▸ EXERCISE REQUIREMENTS
Pick out all lines of the entries that include the word "subject" and copy them.

(Records from a data source)
· · · · · · ·
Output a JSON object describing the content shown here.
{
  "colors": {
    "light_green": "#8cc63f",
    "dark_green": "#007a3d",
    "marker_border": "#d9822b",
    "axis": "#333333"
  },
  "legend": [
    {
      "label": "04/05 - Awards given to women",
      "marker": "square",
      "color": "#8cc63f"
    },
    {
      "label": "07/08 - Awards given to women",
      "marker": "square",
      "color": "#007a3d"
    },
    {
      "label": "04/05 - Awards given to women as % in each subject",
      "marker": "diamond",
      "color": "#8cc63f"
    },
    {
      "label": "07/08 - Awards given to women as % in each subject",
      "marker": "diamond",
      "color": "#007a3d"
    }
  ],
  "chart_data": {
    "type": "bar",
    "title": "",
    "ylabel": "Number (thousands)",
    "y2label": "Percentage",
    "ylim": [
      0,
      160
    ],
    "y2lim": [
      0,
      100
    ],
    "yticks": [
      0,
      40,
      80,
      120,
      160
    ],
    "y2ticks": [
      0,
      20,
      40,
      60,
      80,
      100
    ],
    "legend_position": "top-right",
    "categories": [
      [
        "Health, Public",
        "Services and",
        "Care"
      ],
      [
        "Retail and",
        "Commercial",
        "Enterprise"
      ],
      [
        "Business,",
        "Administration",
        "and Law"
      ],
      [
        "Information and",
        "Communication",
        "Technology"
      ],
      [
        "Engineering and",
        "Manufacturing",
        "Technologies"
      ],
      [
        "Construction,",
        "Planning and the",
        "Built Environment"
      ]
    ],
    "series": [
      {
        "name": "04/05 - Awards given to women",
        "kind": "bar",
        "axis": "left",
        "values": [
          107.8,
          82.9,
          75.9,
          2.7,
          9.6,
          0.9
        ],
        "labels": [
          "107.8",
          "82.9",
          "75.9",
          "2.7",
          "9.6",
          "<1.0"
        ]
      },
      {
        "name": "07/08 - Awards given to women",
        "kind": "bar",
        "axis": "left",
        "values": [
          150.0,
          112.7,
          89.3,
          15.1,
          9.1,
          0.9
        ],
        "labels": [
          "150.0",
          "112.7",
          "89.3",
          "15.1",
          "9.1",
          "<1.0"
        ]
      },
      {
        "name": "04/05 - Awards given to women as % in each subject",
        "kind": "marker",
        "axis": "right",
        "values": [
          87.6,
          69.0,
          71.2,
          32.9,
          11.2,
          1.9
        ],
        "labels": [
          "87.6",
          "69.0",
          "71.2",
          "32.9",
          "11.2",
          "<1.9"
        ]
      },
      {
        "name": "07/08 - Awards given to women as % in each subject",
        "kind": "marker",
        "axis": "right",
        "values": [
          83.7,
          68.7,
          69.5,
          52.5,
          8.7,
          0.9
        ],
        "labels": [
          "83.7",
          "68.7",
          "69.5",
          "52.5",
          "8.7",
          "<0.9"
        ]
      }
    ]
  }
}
· · · · · · ·
▸ THE SOLUTION
      "label": "04/05 - Awards given to women as % in each subject",
      "label": "07/08 - Awards given to women as % in each subject",
        "name": "04/05 - Awards given to women as % in each subject",
        "name": "07/08 - Awards given to women as % in each subject",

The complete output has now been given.